| Material supplied |
• • • •
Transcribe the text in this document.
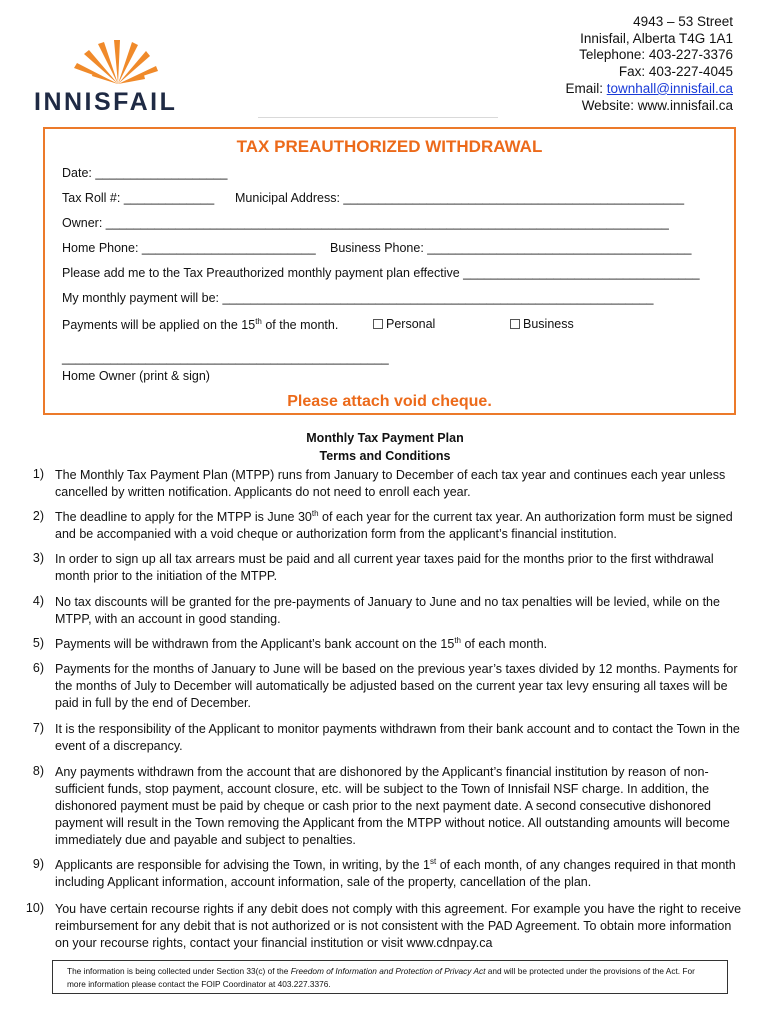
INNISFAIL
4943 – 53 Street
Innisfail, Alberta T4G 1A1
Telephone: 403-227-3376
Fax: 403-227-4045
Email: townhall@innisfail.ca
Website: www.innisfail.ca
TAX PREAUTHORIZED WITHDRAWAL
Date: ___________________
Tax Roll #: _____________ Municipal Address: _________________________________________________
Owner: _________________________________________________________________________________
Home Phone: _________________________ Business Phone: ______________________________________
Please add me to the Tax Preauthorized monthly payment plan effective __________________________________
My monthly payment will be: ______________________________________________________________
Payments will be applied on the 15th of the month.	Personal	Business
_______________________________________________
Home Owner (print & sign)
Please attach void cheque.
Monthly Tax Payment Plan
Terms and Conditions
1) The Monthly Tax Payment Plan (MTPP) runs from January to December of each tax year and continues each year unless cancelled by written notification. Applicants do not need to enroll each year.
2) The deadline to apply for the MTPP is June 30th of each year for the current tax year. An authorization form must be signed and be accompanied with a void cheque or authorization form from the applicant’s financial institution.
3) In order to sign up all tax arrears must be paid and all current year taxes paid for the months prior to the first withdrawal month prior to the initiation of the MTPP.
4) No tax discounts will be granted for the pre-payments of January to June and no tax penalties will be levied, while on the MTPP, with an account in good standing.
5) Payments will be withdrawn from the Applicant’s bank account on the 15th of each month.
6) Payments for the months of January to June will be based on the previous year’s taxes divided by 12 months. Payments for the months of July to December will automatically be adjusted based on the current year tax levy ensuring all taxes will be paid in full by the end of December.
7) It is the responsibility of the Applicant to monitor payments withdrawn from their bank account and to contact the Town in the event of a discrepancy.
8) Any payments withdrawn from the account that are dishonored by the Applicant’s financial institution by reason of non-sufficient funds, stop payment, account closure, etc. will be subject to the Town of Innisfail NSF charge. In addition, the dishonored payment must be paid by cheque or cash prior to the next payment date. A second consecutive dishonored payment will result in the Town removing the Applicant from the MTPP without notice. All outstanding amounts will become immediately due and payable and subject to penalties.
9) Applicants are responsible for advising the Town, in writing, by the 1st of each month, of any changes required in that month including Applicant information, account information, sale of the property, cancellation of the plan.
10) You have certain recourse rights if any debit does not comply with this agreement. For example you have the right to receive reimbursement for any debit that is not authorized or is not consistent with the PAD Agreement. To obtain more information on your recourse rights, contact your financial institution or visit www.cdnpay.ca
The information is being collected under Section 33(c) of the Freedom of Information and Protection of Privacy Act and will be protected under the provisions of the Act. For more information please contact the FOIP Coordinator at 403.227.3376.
• • • •
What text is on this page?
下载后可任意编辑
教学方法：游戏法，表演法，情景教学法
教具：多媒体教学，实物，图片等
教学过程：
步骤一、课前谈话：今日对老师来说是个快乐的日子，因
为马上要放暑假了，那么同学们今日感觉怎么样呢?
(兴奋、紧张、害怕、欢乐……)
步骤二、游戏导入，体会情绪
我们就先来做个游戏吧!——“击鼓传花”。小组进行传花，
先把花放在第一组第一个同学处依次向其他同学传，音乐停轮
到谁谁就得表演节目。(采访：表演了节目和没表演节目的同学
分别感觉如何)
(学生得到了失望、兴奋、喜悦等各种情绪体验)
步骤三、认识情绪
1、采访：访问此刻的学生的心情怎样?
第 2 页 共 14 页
• • • •
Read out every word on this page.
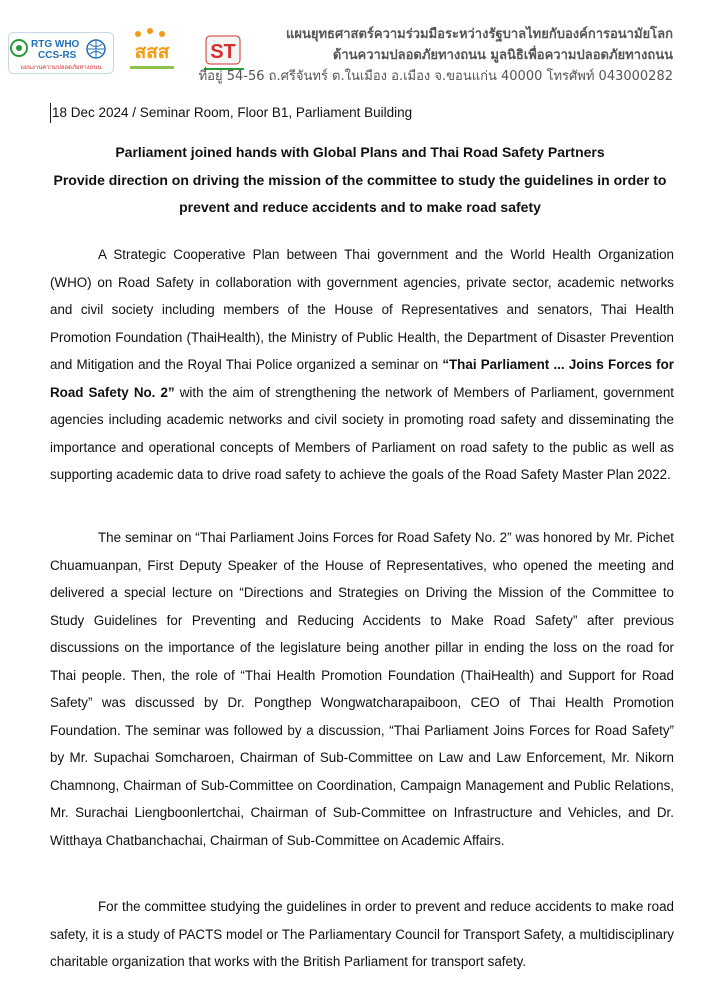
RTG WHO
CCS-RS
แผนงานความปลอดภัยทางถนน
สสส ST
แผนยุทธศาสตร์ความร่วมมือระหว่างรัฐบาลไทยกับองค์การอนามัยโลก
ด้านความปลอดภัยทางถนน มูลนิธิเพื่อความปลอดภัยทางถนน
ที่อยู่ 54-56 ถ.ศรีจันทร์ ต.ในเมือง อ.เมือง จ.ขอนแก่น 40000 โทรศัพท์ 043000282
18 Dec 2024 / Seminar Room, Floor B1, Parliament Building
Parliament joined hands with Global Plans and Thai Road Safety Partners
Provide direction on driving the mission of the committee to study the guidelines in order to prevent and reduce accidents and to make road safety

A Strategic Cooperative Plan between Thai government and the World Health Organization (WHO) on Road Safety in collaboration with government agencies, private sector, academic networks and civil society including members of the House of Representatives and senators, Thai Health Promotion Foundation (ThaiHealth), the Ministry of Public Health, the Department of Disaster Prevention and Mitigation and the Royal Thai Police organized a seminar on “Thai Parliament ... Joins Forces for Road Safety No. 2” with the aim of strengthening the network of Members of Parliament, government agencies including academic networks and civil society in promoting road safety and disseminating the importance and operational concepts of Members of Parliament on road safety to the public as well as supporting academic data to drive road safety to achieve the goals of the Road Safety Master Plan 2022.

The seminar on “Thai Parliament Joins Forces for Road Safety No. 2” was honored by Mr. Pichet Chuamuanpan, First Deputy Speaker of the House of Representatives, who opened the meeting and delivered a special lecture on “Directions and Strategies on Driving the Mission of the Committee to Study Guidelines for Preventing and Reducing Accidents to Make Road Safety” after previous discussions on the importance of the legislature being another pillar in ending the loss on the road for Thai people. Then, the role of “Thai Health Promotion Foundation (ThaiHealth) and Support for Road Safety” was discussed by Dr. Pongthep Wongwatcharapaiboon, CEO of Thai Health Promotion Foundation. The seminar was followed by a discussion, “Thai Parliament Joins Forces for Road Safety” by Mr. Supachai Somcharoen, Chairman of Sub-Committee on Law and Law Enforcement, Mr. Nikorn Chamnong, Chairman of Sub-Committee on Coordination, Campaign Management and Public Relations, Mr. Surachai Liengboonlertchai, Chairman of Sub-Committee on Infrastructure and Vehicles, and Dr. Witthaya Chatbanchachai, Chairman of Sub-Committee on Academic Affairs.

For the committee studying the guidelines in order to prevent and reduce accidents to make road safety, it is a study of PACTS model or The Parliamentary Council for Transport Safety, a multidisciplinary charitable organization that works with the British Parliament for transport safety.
• • • •
Copy out all lines above that include the string "current".

2) The deadline to apply for the MTPP is June 30th of each year for the current tax year. An authorization form must be signed and be accompanied with a void cheque or authorization form from the applicant’s financial institution.
3) In order to sign up all tax arrears must be paid and all current year taxes paid for the months prior to the first withdrawal month prior to the initiation of the MTPP.
6) Payments for the months of January to June will be based on the previous year’s taxes divided by 12 months. Payments for the months of July to December will automatically be adjusted based on the current year tax levy ensuring all taxes will be paid in full by the end of December.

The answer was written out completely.